Written request: In the rows below, reproduce the lines from the line with "status-time: 8:00 xyxy=(74,20,125,47)" to the line with "home-indicator[interactable] xyxy=(186,1232,392,1238)", replacing "Delete photo" with "Remove photo" and leaving everything else unchanged.

Listing:
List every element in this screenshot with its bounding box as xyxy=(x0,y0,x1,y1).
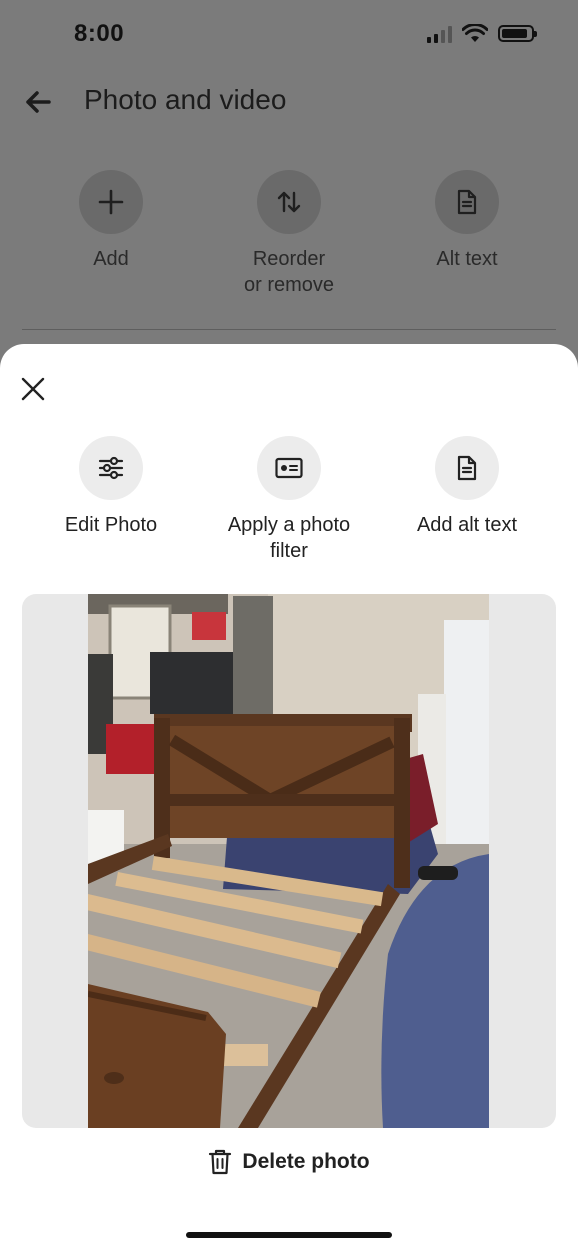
status-time: 8:00 xyxy=(74,20,125,47)
page-title: Photo and video xyxy=(84,84,287,115)
trash-icon xyxy=(209,1149,232,1175)
delete-photo-button[interactable]: Delete photo xyxy=(0,1144,578,1180)
edit-photo-button[interactable]: Edit Photo xyxy=(22,436,200,564)
add-label: Add xyxy=(93,248,129,270)
edit-photo-label: Edit Photo xyxy=(64,514,158,536)
alt-text-button[interactable]: Alt text xyxy=(378,170,556,298)
home-indicator[interactable] xyxy=(186,1232,392,1238)
wifi-icon xyxy=(462,24,488,42)
media-actions: Add Reorder or remove Alt text xyxy=(22,170,556,298)
battery-icon xyxy=(498,25,537,42)
photo-options-sheet: Edit Photo Apply a photo filter Add alt … xyxy=(0,344,578,1250)
add-alt-text-label: Add alt text xyxy=(416,514,518,536)
photo-preview xyxy=(22,594,556,1128)
filter-icon xyxy=(275,457,303,479)
plus-icon xyxy=(98,189,124,215)
reorder-remove-button[interactable]: Reorder or remove xyxy=(200,170,378,298)
apply-filter-button[interactable]: Apply a photo filter xyxy=(200,436,378,564)
document-icon xyxy=(457,455,477,481)
document-icon xyxy=(457,189,477,215)
reorder-icon xyxy=(277,191,301,213)
add-media-button[interactable]: Add xyxy=(22,170,200,298)
sliders-icon xyxy=(98,456,124,480)
back-arrow-icon[interactable] xyxy=(22,86,54,118)
wooden-bed-frame-photo xyxy=(88,594,489,1128)
alt-text-label: Alt text xyxy=(436,248,498,270)
status-bar: 8:00 xyxy=(0,0,578,70)
divider xyxy=(22,329,556,330)
reorder-label: Reorder or remove xyxy=(243,248,335,296)
delete-photo-label: Delete photo xyxy=(242,1150,370,1173)
close-icon[interactable] xyxy=(18,374,48,404)
add-alt-text-button[interactable]: Add alt text xyxy=(378,436,556,564)
apply-filter-label: Apply a photo filter xyxy=(227,514,351,562)
header: Photo and video xyxy=(0,70,578,134)
cellular-signal-icon xyxy=(427,25,452,43)
status-icons xyxy=(427,24,537,43)
photo-actions: Edit Photo Apply a photo filter Add alt … xyxy=(22,436,556,564)
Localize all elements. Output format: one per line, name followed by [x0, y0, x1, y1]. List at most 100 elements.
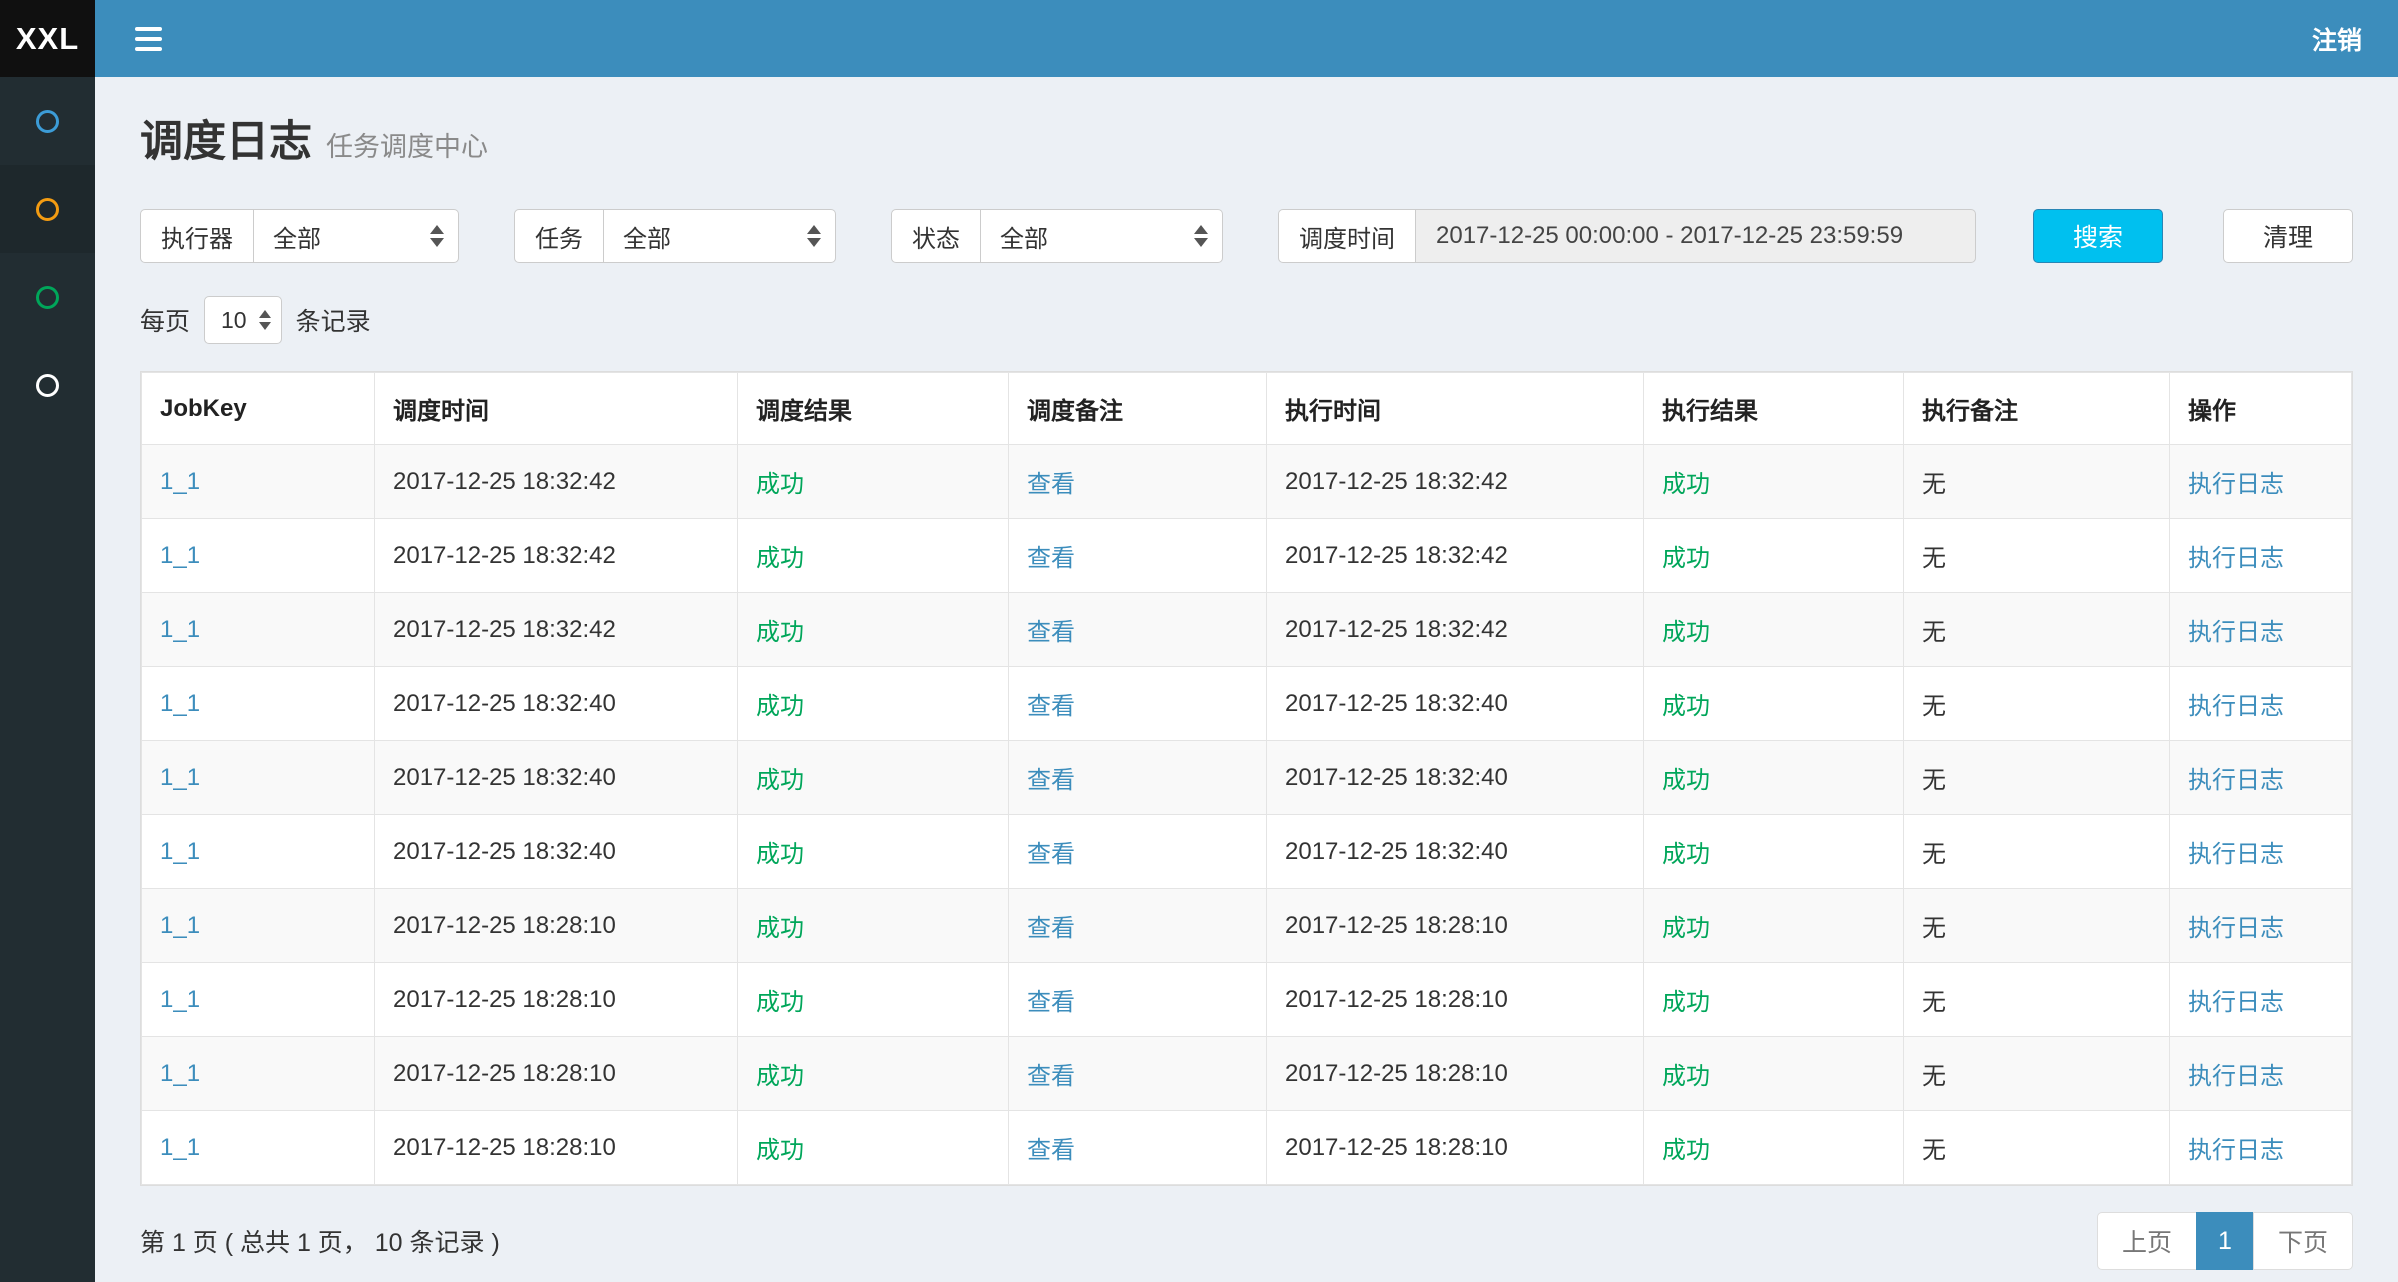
- jobkey-link[interactable]: 1_1: [160, 1134, 200, 1161]
- sidebar-item-4[interactable]: [0, 341, 95, 429]
- page-title: 调度日志: [140, 107, 312, 169]
- table-row: 1_1 2017-12-25 18:32:42 成功 查看 2017-12-25…: [142, 519, 2352, 593]
- handle-time-cell: 2017-12-25 18:32:40: [1267, 815, 1644, 889]
- prev-page-button[interactable]: 上页: [2097, 1212, 2197, 1270]
- jobkey-link[interactable]: 1_1: [160, 838, 200, 865]
- jobkey-link[interactable]: 1_1: [160, 690, 200, 717]
- jobkey-link[interactable]: 1_1: [160, 986, 200, 1013]
- trigger-msg-link[interactable]: 查看: [1027, 619, 1075, 646]
- handle-msg-cell: 无: [1904, 889, 2170, 963]
- table-row: 1_1 2017-12-25 18:28:10 成功 查看 2017-12-25…: [142, 1111, 2352, 1185]
- search-button[interactable]: 搜索: [2033, 209, 2163, 263]
- exec-log-link[interactable]: 执行日志: [2188, 1137, 2284, 1164]
- handle-result-cell: 成功: [1644, 889, 1904, 963]
- handle-msg-cell: 无: [1904, 815, 2170, 889]
- col-header-handle-time: 执行时间: [1267, 373, 1644, 445]
- sidebar-item-1[interactable]: [0, 77, 95, 165]
- trigger-msg-link[interactable]: 查看: [1027, 841, 1075, 868]
- handle-result-cell: 成功: [1644, 1037, 1904, 1111]
- logout-link[interactable]: 注销: [2312, 21, 2362, 57]
- top-navbar: XXL 注销: [0, 0, 2398, 77]
- exec-log-link[interactable]: 执行日志: [2188, 471, 2284, 498]
- trigger-result-cell: 成功: [738, 963, 1009, 1037]
- handle-result-cell: 成功: [1644, 593, 1904, 667]
- trigger-msg-link[interactable]: 查看: [1027, 989, 1075, 1016]
- sidebar-toggle-icon[interactable]: [131, 19, 166, 59]
- status-select-value: 全部: [1000, 219, 1048, 254]
- main-content: 调度日志 任务调度中心 执行器 全部 任务 全部 状态 全部: [95, 77, 2398, 1282]
- select-stepper-icon: [430, 225, 444, 247]
- executor-filter-group: 执行器 全部: [140, 209, 459, 263]
- handle-result-cell: 成功: [1644, 815, 1904, 889]
- log-table-body: 1_1 2017-12-25 18:32:42 成功 查看 2017-12-25…: [142, 445, 2352, 1185]
- jobkey-link[interactable]: 1_1: [160, 616, 200, 643]
- handle-time-cell: 2017-12-25 18:28:10: [1267, 1037, 1644, 1111]
- trigger-time-cell: 2017-12-25 18:28:10: [375, 963, 738, 1037]
- sidebar-item-2[interactable]: [0, 165, 95, 253]
- jobkey-link[interactable]: 1_1: [160, 542, 200, 569]
- circle-o-icon: [36, 110, 59, 133]
- jobkey-link[interactable]: 1_1: [160, 912, 200, 939]
- trigger-result-cell: 成功: [738, 741, 1009, 815]
- trigger-result-cell: 成功: [738, 1111, 1009, 1185]
- exec-log-link[interactable]: 执行日志: [2188, 841, 2284, 868]
- table-row: 1_1 2017-12-25 18:28:10 成功 查看 2017-12-25…: [142, 1037, 2352, 1111]
- trigger-time-range-input[interactable]: [1416, 209, 1976, 263]
- trigger-time-cell: 2017-12-25 18:32:40: [375, 741, 738, 815]
- trigger-msg-link[interactable]: 查看: [1027, 1063, 1075, 1090]
- handle-time-cell: 2017-12-25 18:28:10: [1267, 1111, 1644, 1185]
- next-page-button[interactable]: 下页: [2253, 1212, 2353, 1270]
- trigger-msg-link[interactable]: 查看: [1027, 545, 1075, 572]
- handle-time-cell: 2017-12-25 18:28:10: [1267, 889, 1644, 963]
- executor-select[interactable]: 全部: [254, 209, 459, 263]
- exec-log-link[interactable]: 执行日志: [2188, 693, 2284, 720]
- trigger-result-cell: 成功: [738, 667, 1009, 741]
- exec-log-link[interactable]: 执行日志: [2188, 767, 2284, 794]
- handle-time-cell: 2017-12-25 18:32:42: [1267, 445, 1644, 519]
- select-stepper-icon: [1194, 225, 1208, 247]
- trigger-time-cell: 2017-12-25 18:28:10: [375, 889, 738, 963]
- exec-log-link[interactable]: 执行日志: [2188, 915, 2284, 942]
- handle-msg-cell: 无: [1904, 445, 2170, 519]
- table-footer: 第 1 页 ( 总共 1 页， 10 条记录 ) 上页 1 下页: [140, 1212, 2353, 1270]
- handle-result-cell: 成功: [1644, 445, 1904, 519]
- table-row: 1_1 2017-12-25 18:28:10 成功 查看 2017-12-25…: [142, 963, 2352, 1037]
- trigger-time-cell: 2017-12-25 18:32:40: [375, 667, 738, 741]
- col-header-trigger-msg: 调度备注: [1009, 373, 1267, 445]
- job-select[interactable]: 全部: [604, 209, 836, 263]
- exec-log-link[interactable]: 执行日志: [2188, 545, 2284, 572]
- trigger-result-cell: 成功: [738, 889, 1009, 963]
- table-row: 1_1 2017-12-25 18:32:40 成功 查看 2017-12-25…: [142, 667, 2352, 741]
- page-header: 调度日志 任务调度中心: [140, 107, 2353, 169]
- handle-msg-cell: 无: [1904, 963, 2170, 1037]
- navbar-main: 注销: [95, 0, 2398, 77]
- status-filter-label: 状态: [891, 209, 981, 263]
- trigger-msg-link[interactable]: 查看: [1027, 1137, 1075, 1164]
- trigger-result-cell: 成功: [738, 1037, 1009, 1111]
- handle-msg-cell: 无: [1904, 667, 2170, 741]
- sidebar: [0, 77, 95, 1282]
- col-header-handle-result: 执行结果: [1644, 373, 1904, 445]
- current-page-button[interactable]: 1: [2196, 1212, 2254, 1270]
- trigger-msg-link[interactable]: 查看: [1027, 471, 1075, 498]
- exec-log-link[interactable]: 执行日志: [2188, 1063, 2284, 1090]
- clear-button[interactable]: 清理: [2223, 209, 2353, 263]
- handle-msg-cell: 无: [1904, 1037, 2170, 1111]
- handle-result-cell: 成功: [1644, 963, 1904, 1037]
- trigger-msg-link[interactable]: 查看: [1027, 767, 1075, 794]
- status-select[interactable]: 全部: [981, 209, 1223, 263]
- page-size-select[interactable]: 10: [204, 296, 282, 344]
- handle-time-cell: 2017-12-25 18:28:10: [1267, 963, 1644, 1037]
- exec-log-link[interactable]: 执行日志: [2188, 619, 2284, 646]
- trigger-time-cell: 2017-12-25 18:32:42: [375, 445, 738, 519]
- trigger-msg-link[interactable]: 查看: [1027, 693, 1075, 720]
- handle-time-cell: 2017-12-25 18:32:40: [1267, 741, 1644, 815]
- jobkey-link[interactable]: 1_1: [160, 764, 200, 791]
- jobkey-link[interactable]: 1_1: [160, 1060, 200, 1087]
- trigger-result-cell: 成功: [738, 445, 1009, 519]
- jobkey-link[interactable]: 1_1: [160, 468, 200, 495]
- exec-log-link[interactable]: 执行日志: [2188, 989, 2284, 1016]
- col-header-action: 操作: [2170, 373, 2352, 445]
- sidebar-item-3[interactable]: [0, 253, 95, 341]
- trigger-msg-link[interactable]: 查看: [1027, 915, 1075, 942]
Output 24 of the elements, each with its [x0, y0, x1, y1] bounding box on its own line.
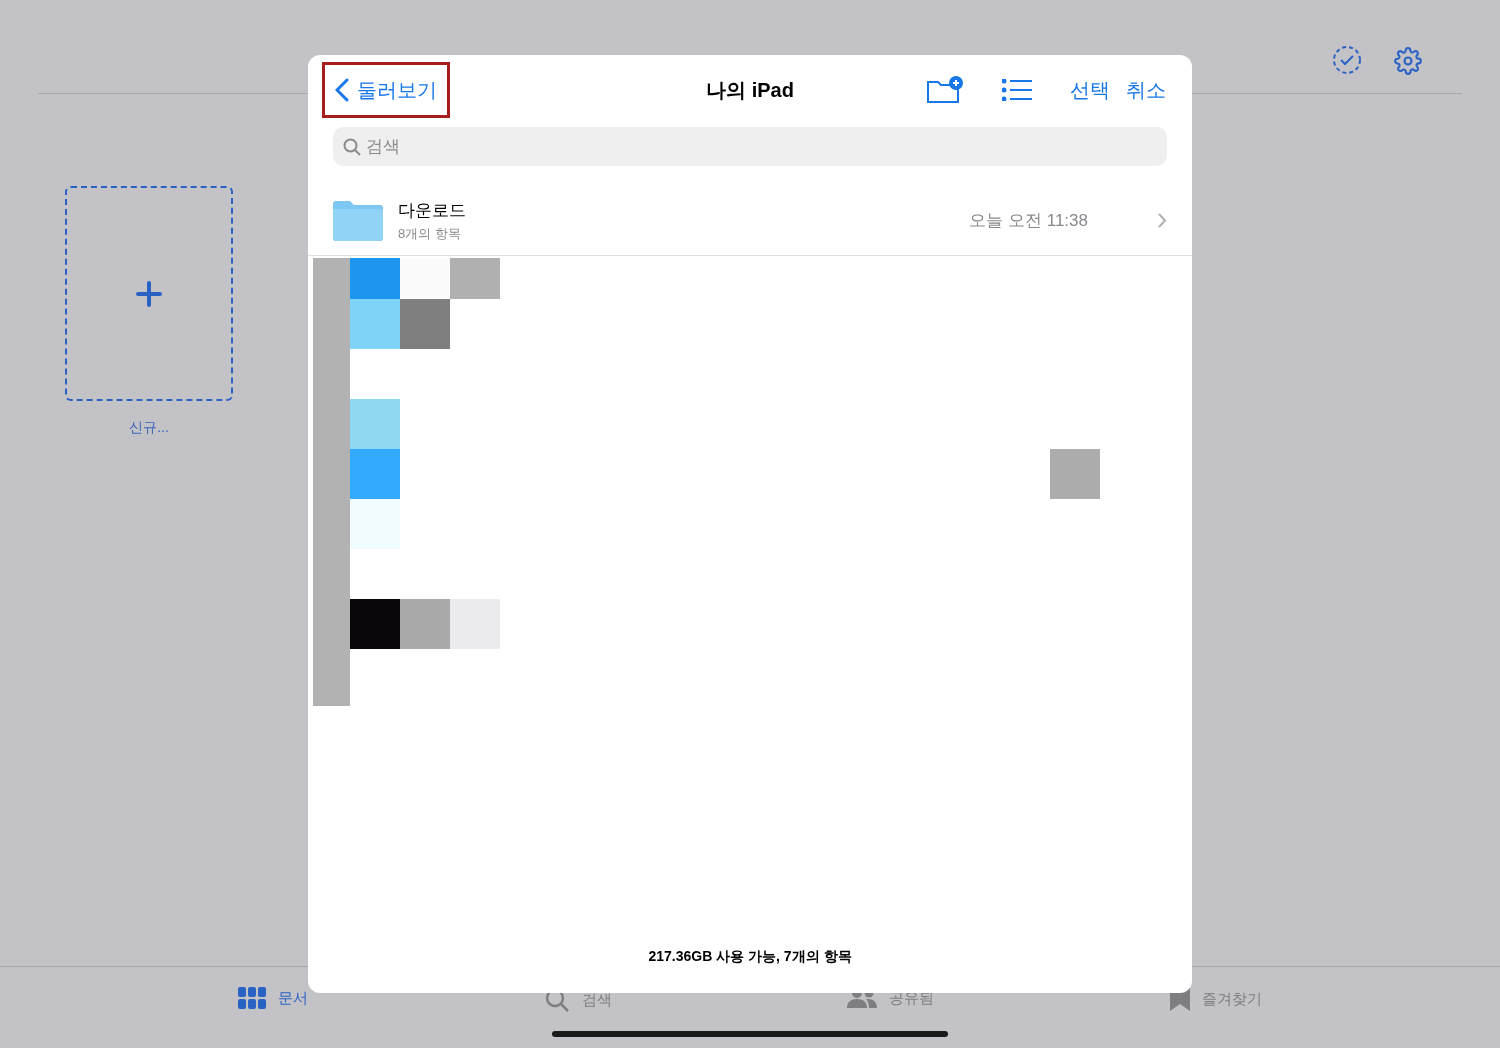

Solution to this exercise:
status-time: 8:00 xyxy=(74,20,125,47)
page-title: Photo and video xyxy=(84,84,287,115)
trash-icon xyxy=(209,1149,232,1175)
delete-photo-button[interactable]: Remove photo xyxy=(0,1144,578,1180)
edit-photo-button[interactable]: Edit Photo xyxy=(22,436,200,564)
add-label: Add xyxy=(93,248,129,270)
edit-photo-label: Edit Photo xyxy=(64,514,158,536)
alt-text-button[interactable]: Alt text xyxy=(378,170,556,298)
home-indicator[interactable] xyxy=(186,1232,392,1238)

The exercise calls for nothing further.